▶ _Data for this exercise_:
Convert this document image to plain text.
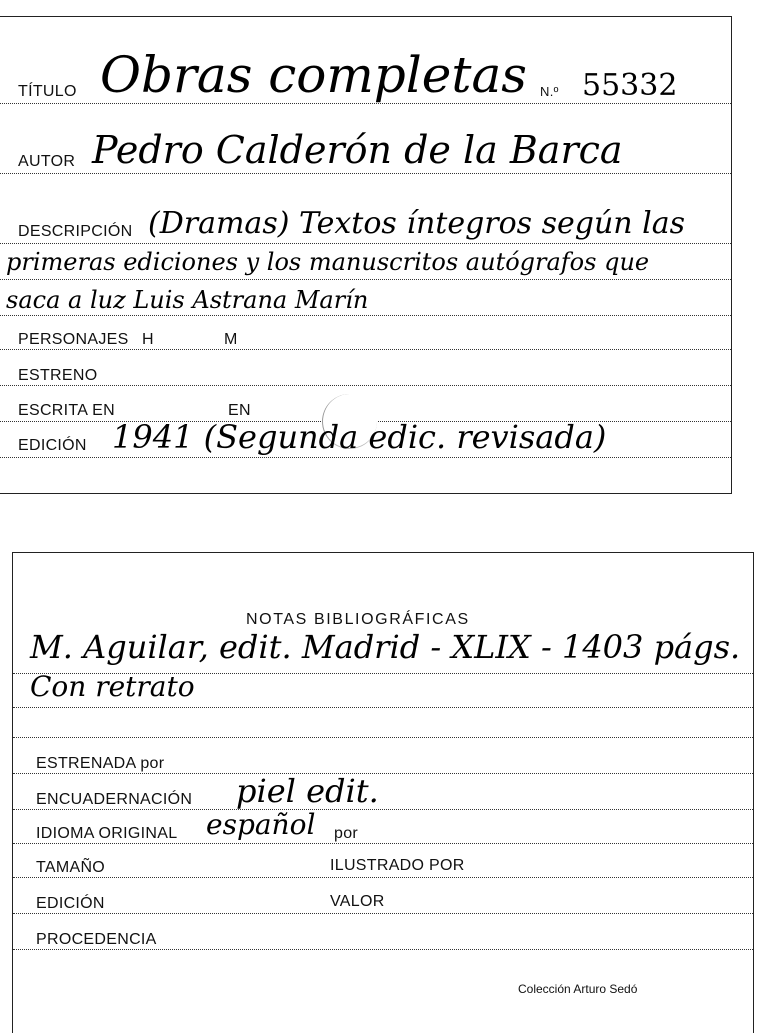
TÍTULO Obras completas N.º 55332
AUTOR Pedro Calderón de la Barca
DESCRIPCIÓN (Dramas) Textos íntegros según las
primeras ediciones y los manuscritos autógrafos que
saca a luz Luis Astrana Marín
PERSONAJES H	M
ESTRENO
ESCRITA EN	EN
EDICIÓN 1941 (Segunda edic. revisada)
NOTAS BIBLIOGRÁFICAS
M. Aguilar, edit. Madrid - XLIX - 1403 págs.
Con retrato
ESTRENADA por
ENCUADERNACIÓN piel edit.
IDIOMA ORIGINAL español por
TAMAÑO	ILUSTRADO POR
EDICIÓN	VALOR
PROCEDENCIA
Colección Arturo Sedó
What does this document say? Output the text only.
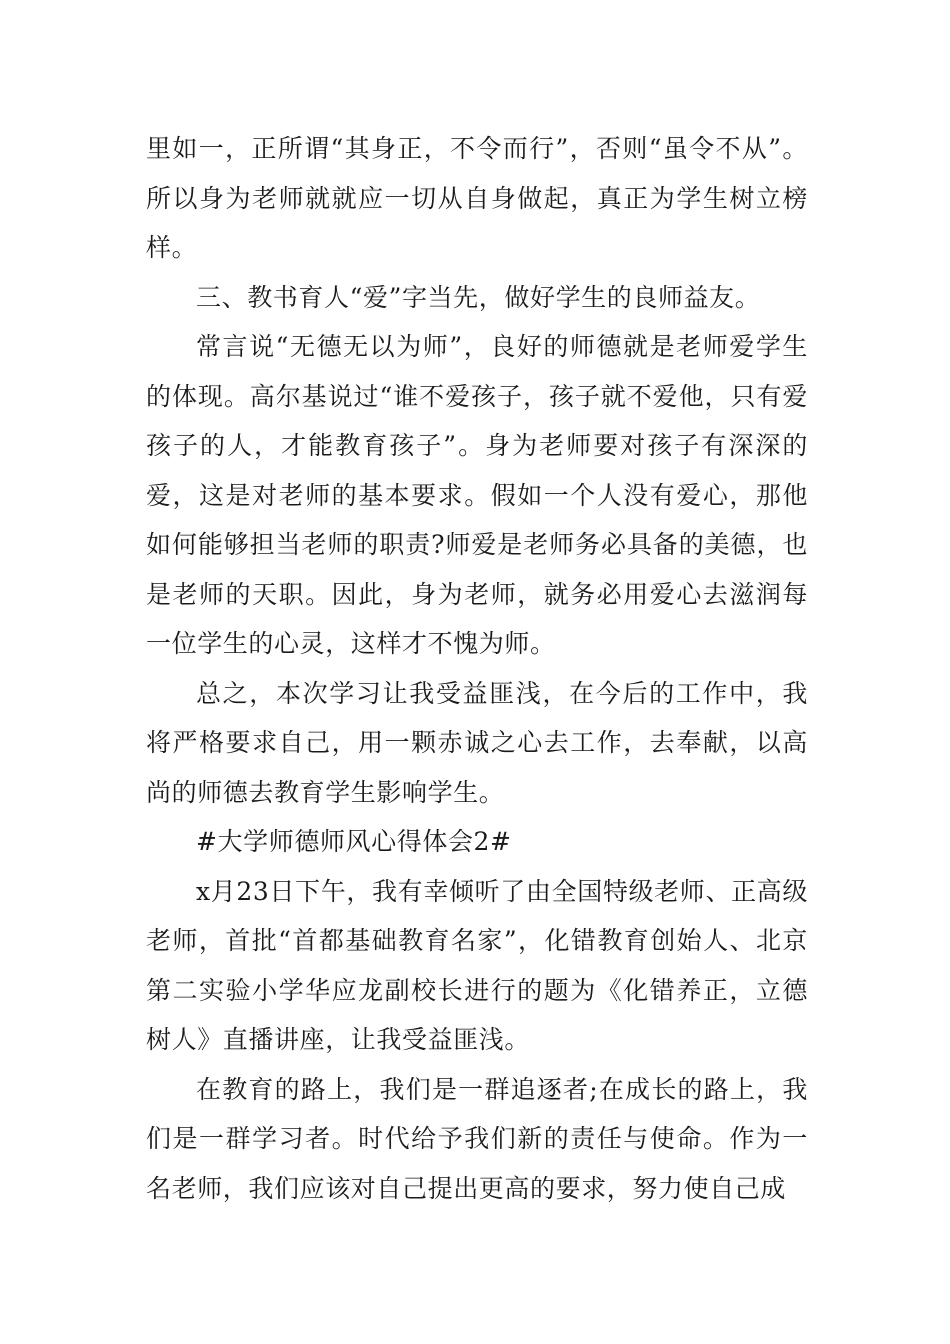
里如一，正所谓“其身正，不令而行”，否则“虽令不从”。所以身为老师就就应一切从自身做起，真正为学生树立榜样。

三、教书育人“爱”字当先，做好学生的良师益友。

常言说“无德无以为师”，良好的师德就是老师爱学生的体现。高尔基说过“谁不爱孩子，孩子就不爱他，只有爱孩子的人，才能教育孩子”。身为老师要对孩子有深深的爱，这是对老师的基本要求。假如一个人没有爱心，那他如何能够担当老师的职责?师爱是老师务必具备的美德，也是老师的天职。因此，身为老师，就务必用爱心去滋润每一位学生的心灵，这样才不愧为师。

总之，本次学习让我受益匪浅，在今后的工作中，我将严格要求自己，用一颗赤诚之心去工作，去奉献，以高尚的师德去教育学生影响学生。

#大学师德师风心得体会2#

x月23日下午，我有幸倾听了由全国特级老师、正高级老师，首批“首都基础教育名家”，化错教育创始人、北京第二实验小学华应龙副校长进行的题为《化错养正，立德树人》直播讲座，让我受益匪浅。

在教育的路上，我们是一群追逐者;在成长的路上，我们是一群学习者。时代给予我们新的责任与使命。作为一名老师，我们应该对自己提出更高的要求，努力使自己成
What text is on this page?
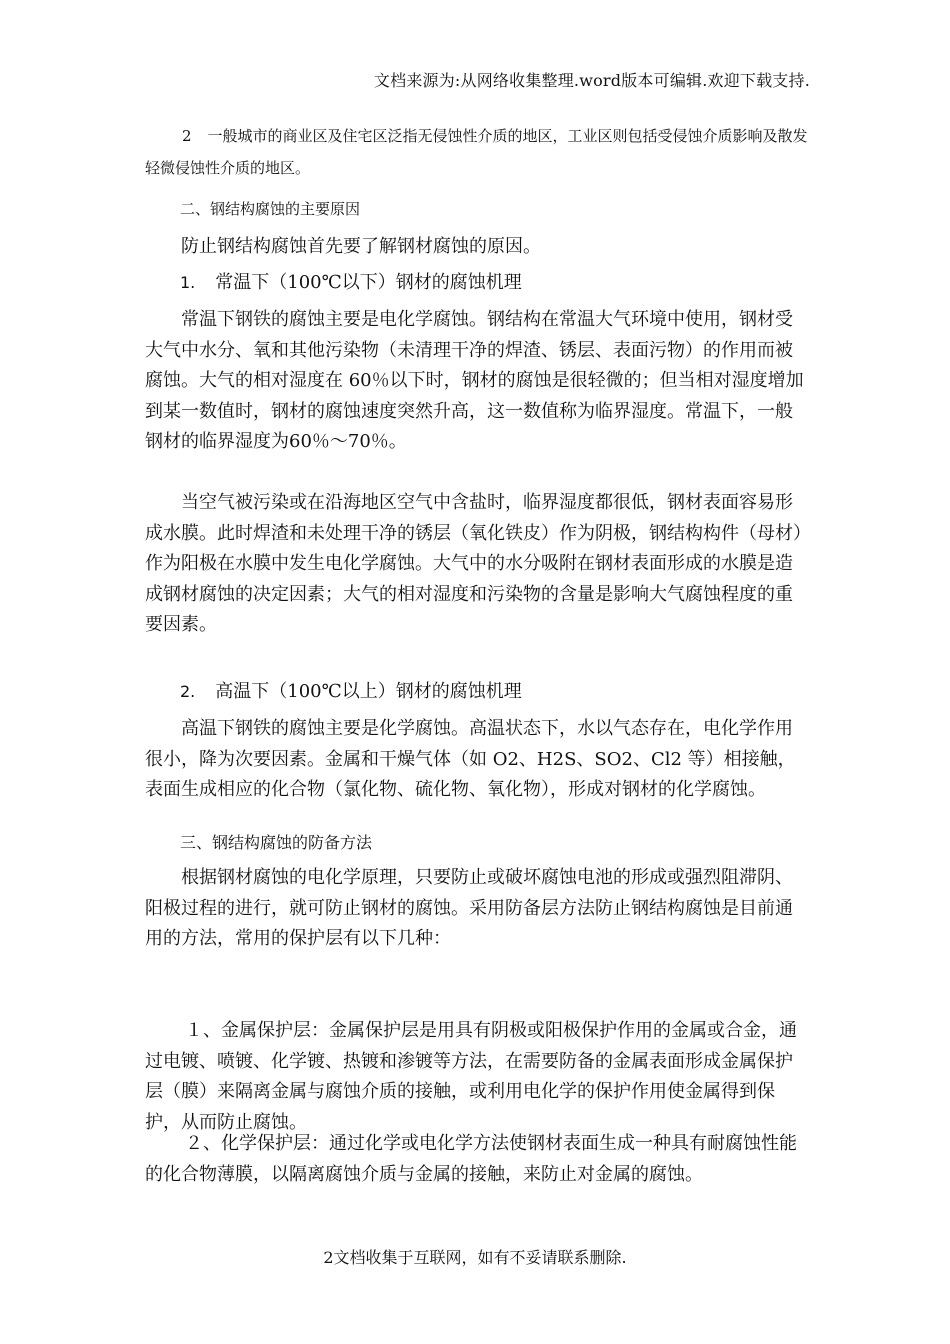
文档来源为:从网络收集整理.word版本可编辑.欢迎下载支持.
2 一般城市的商业区及住宅区泛指无侵蚀性介质的地区，工业区则包括受侵蚀介质影响及散发轻微侵蚀性介质的地区。
二、钢结构腐蚀的主要原因
防止钢结构腐蚀首先要了解钢材腐蚀的原因。
1. 常温下（100℃以下）钢材的腐蚀机理
常温下钢铁的腐蚀主要是电化学腐蚀。钢结构在常温大气环境中使用，钢材受大气中水分、氧和其他污染物（未清理干净的焊渣、锈层、表面污物）的作用而被腐蚀。大气的相对湿度在 60％以下时，钢材的腐蚀是很轻微的；但当相对湿度增加到某一数值时，钢材的腐蚀速度突然升高，这一数值称为临界湿度。常温下，一般钢材的临界湿度为60％～70％。
当空气被污染或在沿海地区空气中含盐时，临界湿度都很低，钢材表面容易形成水膜。此时焊渣和未处理干净的锈层（氧化铁皮）作为阴极，钢结构构件（母材）作为阳极在水膜中发生电化学腐蚀。大气中的水分吸附在钢材表面形成的水膜是造成钢材腐蚀的决定因素；大气的相对湿度和污染物的含量是影响大气腐蚀程度的重要因素。
2. 高温下（100℃以上）钢材的腐蚀机理
高温下钢铁的腐蚀主要是化学腐蚀。高温状态下，水以气态存在，电化学作用很小，降为次要因素。金属和干燥气体（如 O2、H2S、SO2、Cl2 等）相接触，表面生成相应的化合物（氯化物、硫化物、氧化物），形成对钢材的化学腐蚀。
三、钢结构腐蚀的防备方法
根据钢材腐蚀的电化学原理，只要防止或破坏腐蚀电池的形成或强烈阻滞阴、阳极过程的进行，就可防止钢材的腐蚀。采用防备层方法防止钢结构腐蚀是目前通用的方法，常用的保护层有以下几种：
１、金属保护层：金属保护层是用具有阴极或阳极保护作用的金属或合金，通过电镀、喷镀、化学镀、热镀和渗镀等方法，在需要防备的金属表面形成金属保护层（膜）来隔离金属与腐蚀介质的接触，或利用电化学的保护作用使金属得到保护，从而防止腐蚀。
２、化学保护层：通过化学或电化学方法使钢材表面生成一种具有耐腐蚀性能的化合物薄膜，以隔离腐蚀介质与金属的接触，来防止对金属的腐蚀。
2文档收集于互联网，如有不妥请联系删除.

▶ _Problem statement_: Determine how many lines in the records contain "EDICIÓN", and reply with the number only.

▶ _Solution below_: 2